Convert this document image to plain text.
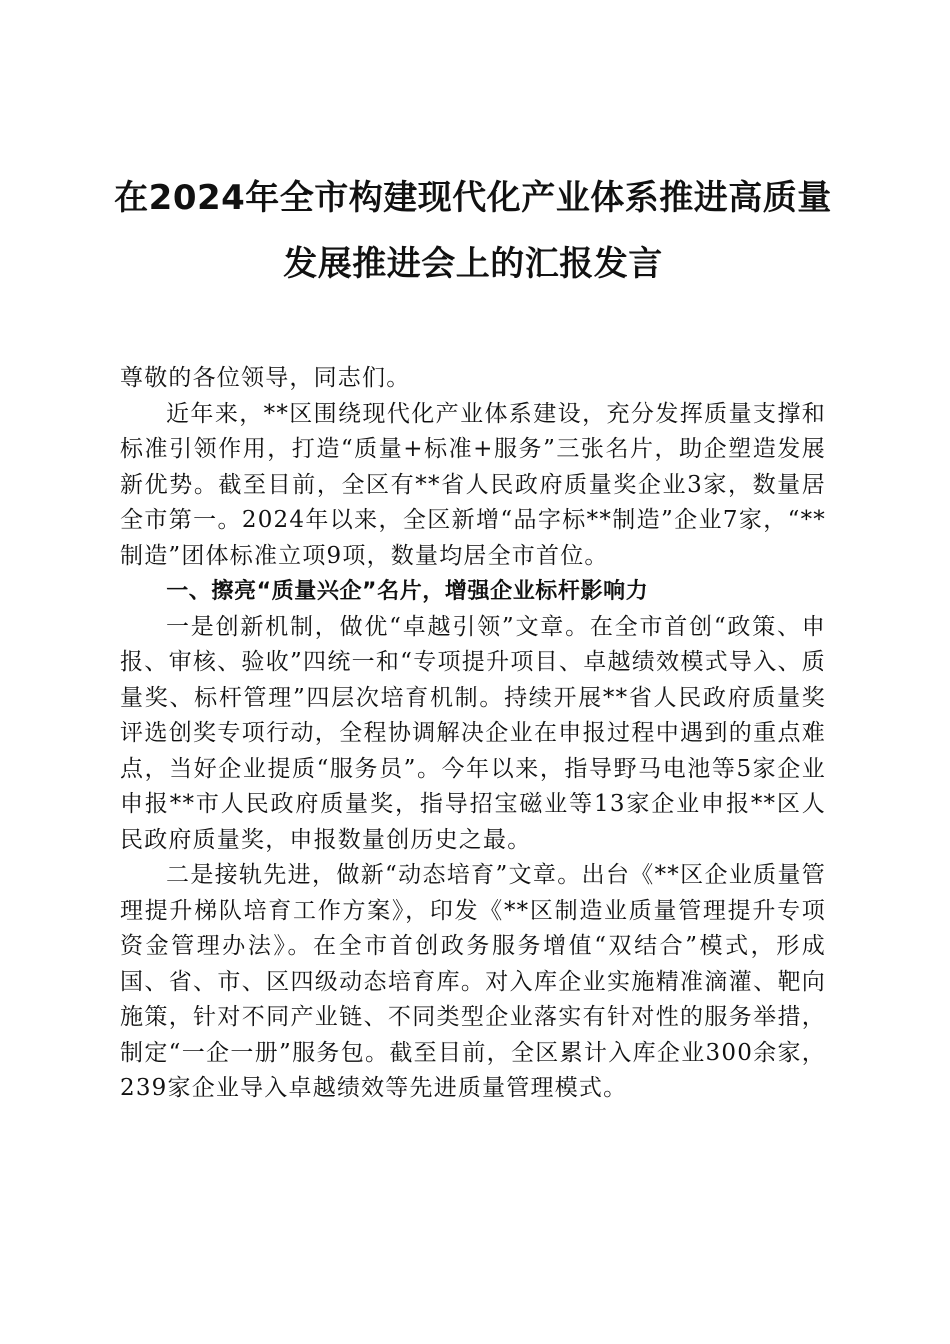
在2024年全市构建现代化产业体系推进高质量发展推进会上的汇报发言

尊敬的各位领导，同志们。

近年来，**区围绕现代化产业体系建设，充分发挥质量支撑和标准引领作用，打造“质量+标准+服务”三张名片，助企塑造发展新优势。截至目前，全区有**省人民政府质量奖企业3家，数量居全市第一。2024年以来，全区新增“品字标**制造”企业7家，“**制造”团体标准立项9项，数量均居全市首位。

一、擦亮“质量兴企”名片，增强企业标杆影响力

一是创新机制，做优“卓越引领”文章。在全市首创“政策、申报、审核、验收”四统一和“专项提升项目、卓越绩效模式导入、质量奖、标杆管理”四层次培育机制。持续开展**省人民政府质量奖评选创奖专项行动，全程协调解决企业在申报过程中遇到的重点难点，当好企业提质“服务员”。今年以来，指导野马电池等5家企业申报**市人民政府质量奖，指导招宝磁业等13家企业申报**区人民政府质量奖，申报数量创历史之最。

二是接轨先进，做新“动态培育”文章。出台《**区企业质量管理提升梯队培育工作方案》，印发《**区制造业质量管理提升专项资金管理办法》。在全市首创政务服务增值“双结合”模式，形成国、省、市、区四级动态培育库。对入库企业实施精准滴灌、靶向施策，针对不同产业链、不同类型企业落实有针对性的服务举措，制定“一企一册”服务包。截至目前，全区累计入库企业300余家，239家企业导入卓越绩效等先进质量管理模式。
──────
**PROBLEM TO WORK ON:**
Every line that holds the string "截至目前" should be returned.

**TASK OUTPUT:**
近年来，**区围绕现代化产业体系建设，充分发挥质量支撑和标准引领作用，打造“质量+标准+服务”三张名片，助企塑造发展新优势。截至目前，全区有**省人民政府质量奖企业3家，数量居全市第一。2024年以来，全区新增“品字标**制造”企业7家，“**制造”团体标准立项9项，数量均居全市首位。
二是接轨先进，做新“动态培育”文章。出台《**区企业质量管理提升梯队培育工作方案》，印发《**区制造业质量管理提升专项资金管理办法》。在全市首创政务服务增值“双结合”模式，形成国、省、市、区四级动态培育库。对入库企业实施精准滴灌、靶向施策，针对不同产业链、不同类型企业落实有针对性的服务举措，制定“一企一册”服务包。截至目前，全区累计入库企业300余家，239家企业导入卓越绩效等先进质量管理模式。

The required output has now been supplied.